- **GIVEN RECORDS**:
◇ ◇ ◇ ◇ ◇
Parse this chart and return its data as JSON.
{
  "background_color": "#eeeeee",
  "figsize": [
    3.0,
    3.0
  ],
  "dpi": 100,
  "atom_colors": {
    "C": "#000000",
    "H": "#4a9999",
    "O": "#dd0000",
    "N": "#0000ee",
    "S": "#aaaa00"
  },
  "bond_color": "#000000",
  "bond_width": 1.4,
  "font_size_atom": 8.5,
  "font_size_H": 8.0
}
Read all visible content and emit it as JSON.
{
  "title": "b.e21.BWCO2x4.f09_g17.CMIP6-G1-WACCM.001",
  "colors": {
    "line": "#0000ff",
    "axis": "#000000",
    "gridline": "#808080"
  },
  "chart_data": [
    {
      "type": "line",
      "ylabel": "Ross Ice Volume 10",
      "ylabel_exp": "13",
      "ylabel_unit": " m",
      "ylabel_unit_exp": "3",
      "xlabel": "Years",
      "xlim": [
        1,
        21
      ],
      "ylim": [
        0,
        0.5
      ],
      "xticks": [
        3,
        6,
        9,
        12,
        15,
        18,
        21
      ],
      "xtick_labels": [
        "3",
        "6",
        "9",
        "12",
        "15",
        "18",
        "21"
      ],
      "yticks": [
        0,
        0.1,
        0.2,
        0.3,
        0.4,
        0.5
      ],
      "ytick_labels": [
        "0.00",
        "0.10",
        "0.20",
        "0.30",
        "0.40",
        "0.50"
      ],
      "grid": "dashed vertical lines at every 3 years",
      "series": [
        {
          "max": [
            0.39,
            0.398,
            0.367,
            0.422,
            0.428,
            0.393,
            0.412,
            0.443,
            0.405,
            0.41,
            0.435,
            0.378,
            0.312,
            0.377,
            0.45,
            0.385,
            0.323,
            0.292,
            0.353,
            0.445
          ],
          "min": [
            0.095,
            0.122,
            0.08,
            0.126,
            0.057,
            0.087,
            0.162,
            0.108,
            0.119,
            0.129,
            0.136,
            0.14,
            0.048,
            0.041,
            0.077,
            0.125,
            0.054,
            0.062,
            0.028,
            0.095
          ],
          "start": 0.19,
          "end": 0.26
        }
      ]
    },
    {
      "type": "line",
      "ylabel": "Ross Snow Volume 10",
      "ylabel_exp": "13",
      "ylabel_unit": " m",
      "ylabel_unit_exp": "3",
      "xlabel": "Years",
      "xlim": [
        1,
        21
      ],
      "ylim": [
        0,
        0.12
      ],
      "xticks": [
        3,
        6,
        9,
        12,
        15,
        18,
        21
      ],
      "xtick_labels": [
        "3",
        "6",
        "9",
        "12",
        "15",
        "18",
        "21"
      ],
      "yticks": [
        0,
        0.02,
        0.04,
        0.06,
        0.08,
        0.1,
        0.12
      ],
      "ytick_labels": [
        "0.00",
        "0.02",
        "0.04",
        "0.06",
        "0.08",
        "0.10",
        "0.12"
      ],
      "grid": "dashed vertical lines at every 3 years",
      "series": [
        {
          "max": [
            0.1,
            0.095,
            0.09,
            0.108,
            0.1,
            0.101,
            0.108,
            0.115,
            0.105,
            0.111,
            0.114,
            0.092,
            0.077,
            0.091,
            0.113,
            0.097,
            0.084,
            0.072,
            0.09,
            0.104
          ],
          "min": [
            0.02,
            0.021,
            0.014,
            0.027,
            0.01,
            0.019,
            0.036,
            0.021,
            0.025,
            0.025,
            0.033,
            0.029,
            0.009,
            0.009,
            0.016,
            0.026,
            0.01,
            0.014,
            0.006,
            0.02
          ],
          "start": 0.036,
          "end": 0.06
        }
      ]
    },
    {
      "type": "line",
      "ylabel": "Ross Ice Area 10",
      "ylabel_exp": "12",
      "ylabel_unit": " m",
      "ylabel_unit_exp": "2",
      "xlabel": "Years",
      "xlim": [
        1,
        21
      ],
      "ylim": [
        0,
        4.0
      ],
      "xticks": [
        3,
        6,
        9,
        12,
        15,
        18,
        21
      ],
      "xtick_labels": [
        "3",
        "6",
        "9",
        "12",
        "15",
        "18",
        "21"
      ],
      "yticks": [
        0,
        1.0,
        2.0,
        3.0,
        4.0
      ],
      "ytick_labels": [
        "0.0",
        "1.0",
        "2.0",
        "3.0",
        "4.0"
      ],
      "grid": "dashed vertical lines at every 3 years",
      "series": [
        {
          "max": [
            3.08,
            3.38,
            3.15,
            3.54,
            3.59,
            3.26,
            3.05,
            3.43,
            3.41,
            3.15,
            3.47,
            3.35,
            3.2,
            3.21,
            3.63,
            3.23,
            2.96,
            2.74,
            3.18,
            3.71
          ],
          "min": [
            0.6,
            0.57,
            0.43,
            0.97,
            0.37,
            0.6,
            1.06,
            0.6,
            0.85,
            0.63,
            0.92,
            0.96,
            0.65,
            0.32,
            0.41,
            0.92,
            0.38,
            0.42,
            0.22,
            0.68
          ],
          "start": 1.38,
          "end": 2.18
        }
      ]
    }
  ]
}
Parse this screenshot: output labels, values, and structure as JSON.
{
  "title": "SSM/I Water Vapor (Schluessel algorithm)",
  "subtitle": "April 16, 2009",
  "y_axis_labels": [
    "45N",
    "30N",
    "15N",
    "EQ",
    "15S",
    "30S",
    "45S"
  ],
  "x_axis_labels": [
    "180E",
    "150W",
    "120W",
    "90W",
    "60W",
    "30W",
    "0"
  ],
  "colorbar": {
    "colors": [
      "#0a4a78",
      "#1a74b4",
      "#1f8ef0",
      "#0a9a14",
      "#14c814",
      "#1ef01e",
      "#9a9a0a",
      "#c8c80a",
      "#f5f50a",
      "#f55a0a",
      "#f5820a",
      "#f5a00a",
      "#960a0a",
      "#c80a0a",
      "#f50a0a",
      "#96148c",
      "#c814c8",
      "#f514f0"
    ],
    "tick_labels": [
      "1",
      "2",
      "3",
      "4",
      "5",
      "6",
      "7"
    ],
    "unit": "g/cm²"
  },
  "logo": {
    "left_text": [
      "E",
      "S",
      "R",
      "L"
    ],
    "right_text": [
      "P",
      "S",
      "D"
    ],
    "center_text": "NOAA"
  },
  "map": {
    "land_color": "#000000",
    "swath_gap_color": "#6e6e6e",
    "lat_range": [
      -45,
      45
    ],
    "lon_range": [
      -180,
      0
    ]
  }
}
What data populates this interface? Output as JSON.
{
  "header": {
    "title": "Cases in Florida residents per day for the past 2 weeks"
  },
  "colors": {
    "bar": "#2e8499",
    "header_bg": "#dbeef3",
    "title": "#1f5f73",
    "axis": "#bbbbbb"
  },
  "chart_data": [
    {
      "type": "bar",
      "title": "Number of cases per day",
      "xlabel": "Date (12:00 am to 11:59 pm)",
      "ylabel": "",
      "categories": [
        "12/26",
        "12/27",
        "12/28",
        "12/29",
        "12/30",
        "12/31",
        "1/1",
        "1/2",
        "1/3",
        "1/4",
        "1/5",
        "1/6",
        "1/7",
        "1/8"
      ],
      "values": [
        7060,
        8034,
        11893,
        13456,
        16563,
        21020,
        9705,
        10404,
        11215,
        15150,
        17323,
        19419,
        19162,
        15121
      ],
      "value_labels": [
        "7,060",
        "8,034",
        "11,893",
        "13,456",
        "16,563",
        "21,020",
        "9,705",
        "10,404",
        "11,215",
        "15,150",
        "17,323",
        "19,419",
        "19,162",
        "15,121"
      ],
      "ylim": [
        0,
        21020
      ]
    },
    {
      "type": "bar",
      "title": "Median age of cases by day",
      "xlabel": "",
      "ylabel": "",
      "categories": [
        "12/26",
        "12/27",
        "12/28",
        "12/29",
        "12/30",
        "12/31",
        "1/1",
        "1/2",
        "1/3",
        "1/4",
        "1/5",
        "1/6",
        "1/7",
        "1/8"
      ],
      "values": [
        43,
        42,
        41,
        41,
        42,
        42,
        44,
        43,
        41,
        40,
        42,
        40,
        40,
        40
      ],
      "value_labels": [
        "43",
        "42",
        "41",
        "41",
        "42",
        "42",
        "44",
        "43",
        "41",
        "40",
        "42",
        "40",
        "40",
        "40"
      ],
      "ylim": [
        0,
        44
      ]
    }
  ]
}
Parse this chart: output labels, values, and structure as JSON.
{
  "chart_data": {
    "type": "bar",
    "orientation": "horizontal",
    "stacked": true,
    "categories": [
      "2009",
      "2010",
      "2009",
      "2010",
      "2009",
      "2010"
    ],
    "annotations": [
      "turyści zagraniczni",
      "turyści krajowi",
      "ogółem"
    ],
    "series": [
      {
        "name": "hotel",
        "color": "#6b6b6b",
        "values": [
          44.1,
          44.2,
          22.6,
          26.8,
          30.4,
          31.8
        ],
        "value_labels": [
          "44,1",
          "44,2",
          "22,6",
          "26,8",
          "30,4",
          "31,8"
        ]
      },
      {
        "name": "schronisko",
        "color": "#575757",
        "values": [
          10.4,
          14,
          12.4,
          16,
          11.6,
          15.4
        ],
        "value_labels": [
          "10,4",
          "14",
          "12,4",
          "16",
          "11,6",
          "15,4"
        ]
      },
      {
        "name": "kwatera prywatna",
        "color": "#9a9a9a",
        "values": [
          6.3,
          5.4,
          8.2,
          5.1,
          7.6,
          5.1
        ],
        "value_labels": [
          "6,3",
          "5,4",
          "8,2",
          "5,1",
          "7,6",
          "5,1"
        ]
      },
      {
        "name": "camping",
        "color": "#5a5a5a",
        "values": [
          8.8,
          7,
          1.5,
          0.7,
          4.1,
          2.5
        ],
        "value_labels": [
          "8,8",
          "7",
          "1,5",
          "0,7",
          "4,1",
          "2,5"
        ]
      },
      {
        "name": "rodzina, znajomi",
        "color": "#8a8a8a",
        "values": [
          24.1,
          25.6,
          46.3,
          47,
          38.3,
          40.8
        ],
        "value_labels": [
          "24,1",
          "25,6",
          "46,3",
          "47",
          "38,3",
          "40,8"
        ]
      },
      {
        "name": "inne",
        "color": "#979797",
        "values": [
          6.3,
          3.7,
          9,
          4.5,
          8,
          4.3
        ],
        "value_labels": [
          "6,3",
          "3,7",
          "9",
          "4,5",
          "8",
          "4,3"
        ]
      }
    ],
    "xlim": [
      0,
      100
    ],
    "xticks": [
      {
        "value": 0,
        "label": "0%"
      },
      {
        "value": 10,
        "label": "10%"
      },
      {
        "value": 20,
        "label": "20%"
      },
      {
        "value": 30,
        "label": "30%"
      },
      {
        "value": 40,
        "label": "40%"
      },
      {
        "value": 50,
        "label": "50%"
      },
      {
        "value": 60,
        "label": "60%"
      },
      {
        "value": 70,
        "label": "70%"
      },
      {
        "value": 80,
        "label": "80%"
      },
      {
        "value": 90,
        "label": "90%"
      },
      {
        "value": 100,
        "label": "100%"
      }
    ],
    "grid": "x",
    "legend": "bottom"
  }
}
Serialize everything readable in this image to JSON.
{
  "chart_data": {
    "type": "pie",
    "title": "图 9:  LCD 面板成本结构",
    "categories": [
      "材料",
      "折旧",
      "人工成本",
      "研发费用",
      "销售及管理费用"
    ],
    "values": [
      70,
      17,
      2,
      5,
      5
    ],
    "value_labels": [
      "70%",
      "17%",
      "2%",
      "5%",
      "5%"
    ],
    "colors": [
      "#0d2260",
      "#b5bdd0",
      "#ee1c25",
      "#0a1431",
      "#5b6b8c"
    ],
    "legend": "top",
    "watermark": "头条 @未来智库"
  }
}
◇ ◇ ◇ ◇ ◇
Lines that include the word "name" are to be extracted from the data above.

- **ANSWER TO THE PROBLEM**:
        "name": "hotel",
        "name": "schronisko",
        "name": "kwatera prywatna",
        "name": "camping",
        "name": "rodzina, znajomi",
        "name": "inne",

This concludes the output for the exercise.